Por varios motivos, el sistema tributario colombiano es uno de los menos democráticos del mundo. Porque el IVA representa un porcentaje cada vez mayor en el total de los impuestos (42 por ciento), y este es un gravamen tan dirigido contra los débiles, que castiga hasta a los indigentes. Por clasificar en renta tanto la retención en la fuente que se les hace a los salarios de los trabajadores como los tributos a las ganancias del capital, con lo que iguala lo inigualable y oculta que sobre los asalariados recae una parte inmensa de ese rubro (30 por ciento, si se compara con todos los recaudos). Asimismo porque el calificativo de “grandes contribuyentes” no se debe a que estos aporten mucho de su bolsillo al total de los impuestos (apenas 11 por ciento), sino a que recogen y le transfieren al Estado bastante del IVA y las retenciones en la fuente que pagan otros. Y, finalmente, porque se les cobra la misma tasa impositiva a las utilidades de los capitales pequeños y medianos que a las de los monopolios y trasnacionales, con lo que estos últimos pudieron bajar sus tributos y realizaron el truco de poner a los capitalistas menores a defenderlos cada vez que se habla de que paguen más los que más tienen.
Esto en buena medida se explica porque, según José Antonio Ocampo, en “Colombia la tasa real de impuesto de renta sobre las utilidades está cercana al 20 por ciento”, bien lejos de la de 36 por ciento nominal con la que hace ruido el gobierno cuando se trata de favorecer a monopolios y trasnacionales.
Quien no entienda que no son lo mismo los impuestos que pagan los trabajadores “que los cancelan reduciendo los gastos en sus necesidades más elementales”, que los que afectan las utilidades del capital “que este paga acumulando más despacio”, no tiene ni la menor idea de lo que significa una estructura impositiva democrática. E igual le ocurre a quien no comprenda que los gravámenes al capital deben ser progresivos, es decir, que deben tener una escala de tasas de menor a mayor en función del tamaño. Si es obvio que no son los mismos los efectos del IVA sobre un indigente que sobre un magnate, también es evidente que la misma tasa sobre la renta no afecta por igual a una empresa monopolista que a una que no lo es.
También hay que decir que los impuestos sobre el consumo y los salarios afectan negativamente el crecimiento económico del país, el empleo y los salarios, pues al reducirse la capacidad de compra de la gente bajan también las ventas de las empresas, problema que afecta más a las pequeñas y medianas que a las grandes.

[Entradas de datos recopiladas]
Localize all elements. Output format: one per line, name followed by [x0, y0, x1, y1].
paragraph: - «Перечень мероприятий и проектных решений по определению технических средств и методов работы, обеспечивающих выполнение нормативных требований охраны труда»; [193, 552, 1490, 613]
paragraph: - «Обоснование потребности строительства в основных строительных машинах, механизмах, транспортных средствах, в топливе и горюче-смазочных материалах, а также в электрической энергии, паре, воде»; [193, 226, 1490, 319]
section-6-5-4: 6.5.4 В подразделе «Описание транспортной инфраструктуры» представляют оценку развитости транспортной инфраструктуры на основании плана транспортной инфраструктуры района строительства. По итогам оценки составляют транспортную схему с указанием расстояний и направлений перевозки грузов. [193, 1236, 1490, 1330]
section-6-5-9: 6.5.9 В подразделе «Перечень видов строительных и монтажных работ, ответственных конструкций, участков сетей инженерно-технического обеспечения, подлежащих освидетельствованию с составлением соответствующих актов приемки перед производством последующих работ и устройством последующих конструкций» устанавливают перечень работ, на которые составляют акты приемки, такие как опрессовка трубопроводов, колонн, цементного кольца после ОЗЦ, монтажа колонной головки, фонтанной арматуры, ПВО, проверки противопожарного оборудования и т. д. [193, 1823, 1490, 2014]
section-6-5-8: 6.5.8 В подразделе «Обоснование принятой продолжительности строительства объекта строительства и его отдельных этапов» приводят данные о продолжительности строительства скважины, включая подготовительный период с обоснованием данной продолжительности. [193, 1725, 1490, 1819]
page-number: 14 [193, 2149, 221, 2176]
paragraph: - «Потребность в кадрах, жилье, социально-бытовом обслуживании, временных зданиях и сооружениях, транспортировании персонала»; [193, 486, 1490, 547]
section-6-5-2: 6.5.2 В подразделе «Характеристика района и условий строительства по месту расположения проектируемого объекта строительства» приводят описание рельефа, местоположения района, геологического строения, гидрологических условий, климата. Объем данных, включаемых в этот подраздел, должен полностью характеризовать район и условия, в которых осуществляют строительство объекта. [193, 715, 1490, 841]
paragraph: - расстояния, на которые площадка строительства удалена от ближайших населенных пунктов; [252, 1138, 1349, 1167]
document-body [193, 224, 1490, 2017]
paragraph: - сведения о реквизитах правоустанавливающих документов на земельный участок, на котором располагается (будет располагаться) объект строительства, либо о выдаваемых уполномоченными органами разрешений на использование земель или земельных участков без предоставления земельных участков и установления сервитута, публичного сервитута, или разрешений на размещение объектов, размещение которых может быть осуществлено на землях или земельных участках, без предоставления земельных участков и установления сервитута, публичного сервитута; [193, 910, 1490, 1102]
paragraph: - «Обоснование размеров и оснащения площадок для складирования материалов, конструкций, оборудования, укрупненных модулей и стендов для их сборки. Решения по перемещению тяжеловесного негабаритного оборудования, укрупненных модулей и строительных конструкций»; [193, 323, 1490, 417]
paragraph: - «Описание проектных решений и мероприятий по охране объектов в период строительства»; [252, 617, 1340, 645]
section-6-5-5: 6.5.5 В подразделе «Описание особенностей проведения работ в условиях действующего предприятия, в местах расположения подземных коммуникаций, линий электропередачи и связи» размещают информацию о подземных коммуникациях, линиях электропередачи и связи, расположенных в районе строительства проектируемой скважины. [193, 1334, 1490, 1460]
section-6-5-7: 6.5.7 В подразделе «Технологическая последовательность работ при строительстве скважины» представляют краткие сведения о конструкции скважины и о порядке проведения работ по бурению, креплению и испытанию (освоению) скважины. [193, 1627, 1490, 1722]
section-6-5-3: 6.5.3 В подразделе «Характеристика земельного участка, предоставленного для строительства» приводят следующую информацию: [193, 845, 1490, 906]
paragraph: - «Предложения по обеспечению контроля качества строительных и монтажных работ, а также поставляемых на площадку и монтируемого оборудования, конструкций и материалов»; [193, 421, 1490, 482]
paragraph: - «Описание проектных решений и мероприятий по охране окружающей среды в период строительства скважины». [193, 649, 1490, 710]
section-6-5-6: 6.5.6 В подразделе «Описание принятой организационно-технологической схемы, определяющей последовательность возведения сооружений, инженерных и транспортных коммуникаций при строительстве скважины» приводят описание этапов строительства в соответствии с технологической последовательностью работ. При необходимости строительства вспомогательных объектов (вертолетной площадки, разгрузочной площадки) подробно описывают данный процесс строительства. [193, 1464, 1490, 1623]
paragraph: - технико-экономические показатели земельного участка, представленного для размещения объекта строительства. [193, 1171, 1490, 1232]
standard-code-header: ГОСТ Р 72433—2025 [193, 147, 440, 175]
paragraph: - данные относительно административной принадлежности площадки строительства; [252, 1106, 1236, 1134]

◆ **Acción requerida A**
Indica si cada afirmación concuerda con el texto sobre el sistema tributario colombiano, con un sí o un no y las palabras decisivas del texto citadas tal cual: (i) el IVA representa el 42 por ciento del total de los impuestos; (ii) los grandes contribuyentes aportan de su bolsillo la mayor parte del total de los impuestos; (iii) según José Antonio Ocampo, la tasa real de impuesto de renta sobre las utilidades está cercana al 36 por ciento.
◆ **Acción requerida B**
Resume en dos oraciones el texto sobre el sistema tributario colombiano.
◆ **Acción requerida C**
Continúa, por favor, el texto sobre el sistema tributario colombiano a partir de su último párrafo.

◆ **Respuesta A**
(i) Sí: "el IVA representa un porcentaje cada vez mayor en el total de los impuestos (42 por ciento)".
(ii) No: "no se debe a que estos aporten mucho de su bolsillo al total de los impuestos (apenas 11 por ciento)".
(iii) No: "la tasa real de impuesto de renta sobre las utilidades está cercana al 20 por ciento".

◆ **Respuesta B**
El sistema tributario colombiano es poco democrático porque depende cada vez más del IVA, clasifica en renta tanto las retenciones a los salarios como los tributos al capital, llama grandes contribuyentes a quienes sobre todo transfieren al Estado impuestos que pagan otros y cobra la misma tasa a los capitales pequeños y medianos que a monopolios y trasnacionales, cuya tasa real ronda el 20 por ciento según José Antonio Ocampo. Una estructura democrática exige distinguir los impuestos de los trabajadores de los que afectan las utilidades del capital y hacer progresivos los gravámenes al capital, y además los impuestos al consumo y a los salarios perjudican el crecimiento, el empleo y los salarios.

◆ **Respuesta C**
En desarrollo de la lógica regresiva que se comenta, y haciéndole eco al conocido talante de su superior, el ministro de Hacienda, Alberto Carrasquilla, amenazó a los congresistas: “Si tocan renta, no hay reforma tributaria”. De esta manera el gobierno insistió en una reforma tributaria con la que espera recaudar 1,77 billones de pesos, el 87 por ciento de los cuales recogería por el incremento del IVA y casi todo el resto, 177 mil millones, por impuestos a lo que llama “altas pensiones”, con lo que abrió el boquete para gravar las restantes en el futuro. El proyecto también incluye reducir el impuesto de renta al capital de 36 a 32 por ciento a partir del año 2008, rebaja que la Contraloría General de la República calcula en 1,4 billones de pesos del año 2004. Y ya el gobierno acordó con el Fondo Monetario Internacional eliminarles el impuesto de remesas a las petroleras extranjeras que operan en el país. En conclusión: también en este tema, corazón grande para los grandes y mano dura para los demás.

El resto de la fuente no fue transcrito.